ЧТО СДЕЛАТЬ =
A – Ответьте на вопросы по приведенному ниже отрывку о переселении корейцев:
(i) Кто, по мнению Б.Д. Пака, дал корейцам разрешение на переселение?
(ii) Какого числа лейтенант Е.С. Бурачек сделал свою запись?
(iii) Чего боялись корейцы, желавшие переселиться?
B – Напишите продолжение отрывка о переселении корейцев, начав сразу после его последней фразы.

ИЗБРАННЫЙ ОТРЫВОК =
╔══
В рапорте отмечается, что, если русские не защитят переселяющихся в Посьетский участок корейцев, то маньчжуры будут их убивать. У Б.Д. Пака дело представлено так, что корейцы уже туда переселялись, а маньчжуры их уже убивали. Для подтверждения подобных фактов не приведено доказательств.

Б.Д. Пак считает, что после того, как был образован пост Новгородский, «капитан Чернявский (? — А.П.) не решался удовлетворить просьбу корейцев» о переселении в Россию, а «сменивший» его поручик Рязанов такое разрешение им дал19. По всей вероятности, автор имеет в виду капитана И.Ф. Чер-кавского, который во второй половине 1863 г. умер от переохлаждения, полученного предыдущей зимой. Но вот какую запись, между прочим, сделал 21 декабря 1862 г. командир поста Владивосток лейтенант Е.С. Бурачек:

«Несколько корейцев с семьями желают переселиться на нашу землю; их заманивает 20-летняя льгота не платить податей, но они боятся, что русские солдаты будут отнимать у них жен. Подобные басни, как оказывается, распускают китайские чиновники, которые лишаются нескольких лань серебра (лань около 8 золотников) с каждой семьи. Весной узнаем, насколько корейцы само-стоятельны»20.
╚══
ДАННЫЕ =
╔══
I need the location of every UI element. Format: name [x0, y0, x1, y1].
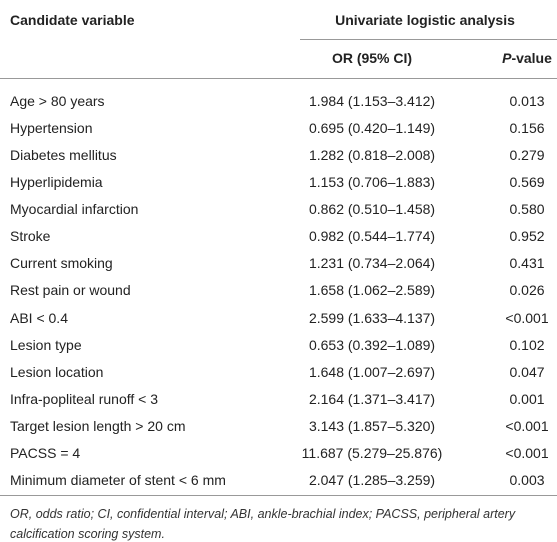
╚══
ОТВЕТЫ НА ЗАДАНИЯ =
A –
(i) Поручик Рязанов.
(ii) 21 декабря 1862 г.
(iii) Что русские солдаты будут отнимать у них жен.

B –
Это свидетельство внимательного современника тех далеких событий, к тому же хорошо владевшего китайским языком и знавшего реалии тогдашнего Китая, обследовавшего Южно-Уссурийский край, где «кроме манз» проживало «немалочисленное племя таза, имеющее жен»21, чрезвычайно важно. Оно позволяет сделать вывод, что корейцы решили переселяться в Южно-Уссурийский край только в 1862 г., когда узнали о законе от 27 апреля 1861 г.

Для нашего анализа, таким образом, упоминание об этом законе просто необходимо. 27 апреля 1861 г. император Александр II подписал закон «О правилах для поселения русских и иностранцев в Амурской и Приморской областях Восточной Сибири». Закон начинался так: «Государь Император по положению Сибирского Комитета, Высочайше соизволил повелеть, для поселения в областях Амурской и Приморской Восточной Сибири, постановить следующие правила: 1. В сих областях дозволяется селиться всем вообще желающим, как русским, так и иностранцам, но с соблюдением условий, ниже изложенных»22. Далее следовало еще двенадцать статей, которыми разъяснялись дарованные переселенцам льготы.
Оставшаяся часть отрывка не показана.